Work to be completed. Reproduce the material line for line, unchanged, from its very first line down to and including the line that contains "value-label: 220 xyxy=(355,200,403,232)".

Bounding box entries.
______________________________
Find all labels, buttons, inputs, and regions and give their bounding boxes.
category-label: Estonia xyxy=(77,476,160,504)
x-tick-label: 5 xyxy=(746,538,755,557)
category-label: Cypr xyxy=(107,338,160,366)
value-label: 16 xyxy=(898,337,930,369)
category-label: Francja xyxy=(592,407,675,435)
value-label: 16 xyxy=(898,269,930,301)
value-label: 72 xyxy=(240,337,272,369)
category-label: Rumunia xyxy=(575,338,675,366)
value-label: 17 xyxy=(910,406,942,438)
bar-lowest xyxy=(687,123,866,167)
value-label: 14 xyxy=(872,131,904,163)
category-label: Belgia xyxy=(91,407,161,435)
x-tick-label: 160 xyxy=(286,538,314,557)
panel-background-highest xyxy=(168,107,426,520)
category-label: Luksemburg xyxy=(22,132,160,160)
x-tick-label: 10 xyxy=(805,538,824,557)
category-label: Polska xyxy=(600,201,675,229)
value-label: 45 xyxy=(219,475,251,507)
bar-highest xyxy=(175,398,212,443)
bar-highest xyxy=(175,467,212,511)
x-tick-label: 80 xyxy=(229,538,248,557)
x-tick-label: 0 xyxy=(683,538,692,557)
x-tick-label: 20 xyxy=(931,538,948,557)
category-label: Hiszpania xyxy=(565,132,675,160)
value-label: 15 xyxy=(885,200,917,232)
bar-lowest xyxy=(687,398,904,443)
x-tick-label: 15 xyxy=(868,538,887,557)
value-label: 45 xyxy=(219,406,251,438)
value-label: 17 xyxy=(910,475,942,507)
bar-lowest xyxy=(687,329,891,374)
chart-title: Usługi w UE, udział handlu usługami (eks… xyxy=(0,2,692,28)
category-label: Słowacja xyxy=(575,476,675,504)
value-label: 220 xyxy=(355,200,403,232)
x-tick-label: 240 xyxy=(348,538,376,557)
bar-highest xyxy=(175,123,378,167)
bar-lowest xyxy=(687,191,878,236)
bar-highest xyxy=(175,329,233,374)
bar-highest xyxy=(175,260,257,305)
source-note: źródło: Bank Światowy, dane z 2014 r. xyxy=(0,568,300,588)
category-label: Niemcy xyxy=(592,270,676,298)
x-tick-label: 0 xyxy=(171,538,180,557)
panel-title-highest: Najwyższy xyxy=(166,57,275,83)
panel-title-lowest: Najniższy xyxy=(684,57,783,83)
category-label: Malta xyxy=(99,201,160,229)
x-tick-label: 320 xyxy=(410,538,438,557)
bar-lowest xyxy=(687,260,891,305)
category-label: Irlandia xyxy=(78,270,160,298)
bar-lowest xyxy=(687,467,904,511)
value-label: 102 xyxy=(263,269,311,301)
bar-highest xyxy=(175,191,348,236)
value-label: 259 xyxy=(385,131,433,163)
______________________________
Expected answer.
Find all labels, buttons, inputs, and regions and give their bounding boxes.
category-label: Estonia xyxy=(77,476,160,504)
x-tick-label: 5 xyxy=(746,538,755,557)
category-label: Cypr xyxy=(107,338,160,366)
value-label: 16 xyxy=(898,337,930,369)
category-label: Francja xyxy=(592,407,675,435)
value-label: 16 xyxy=(898,269,930,301)
value-label: 72 xyxy=(240,337,272,369)
category-label: Rumunia xyxy=(575,338,675,366)
value-label: 17 xyxy=(910,406,942,438)
bar-lowest xyxy=(687,123,866,167)
value-label: 14 xyxy=(872,131,904,163)
category-label: Belgia xyxy=(91,407,161,435)
x-tick-label: 160 xyxy=(286,538,314,557)
panel-background-highest xyxy=(168,107,426,520)
category-label: Luksemburg xyxy=(22,132,160,160)
x-tick-label: 10 xyxy=(805,538,824,557)
category-label: Polska xyxy=(600,201,675,229)
value-label: 45 xyxy=(219,475,251,507)
bar-highest xyxy=(175,398,212,443)
bar-highest xyxy=(175,467,212,511)
x-tick-label: 80 xyxy=(229,538,248,557)
x-tick-label: 0 xyxy=(683,538,692,557)
x-tick-label: 20 xyxy=(931,538,948,557)
category-label: Hiszpania xyxy=(565,132,675,160)
value-label: 15 xyxy=(885,200,917,232)
bar-lowest xyxy=(687,398,904,443)
x-tick-label: 15 xyxy=(868,538,887,557)
value-label: 45 xyxy=(219,406,251,438)
value-label: 17 xyxy=(910,475,942,507)
bar-lowest xyxy=(687,329,891,374)
chart-title: Usługi w UE, udział handlu usługami (eks… xyxy=(0,2,692,28)
category-label: Słowacja xyxy=(575,476,675,504)
value-label: 220 xyxy=(355,200,403,232)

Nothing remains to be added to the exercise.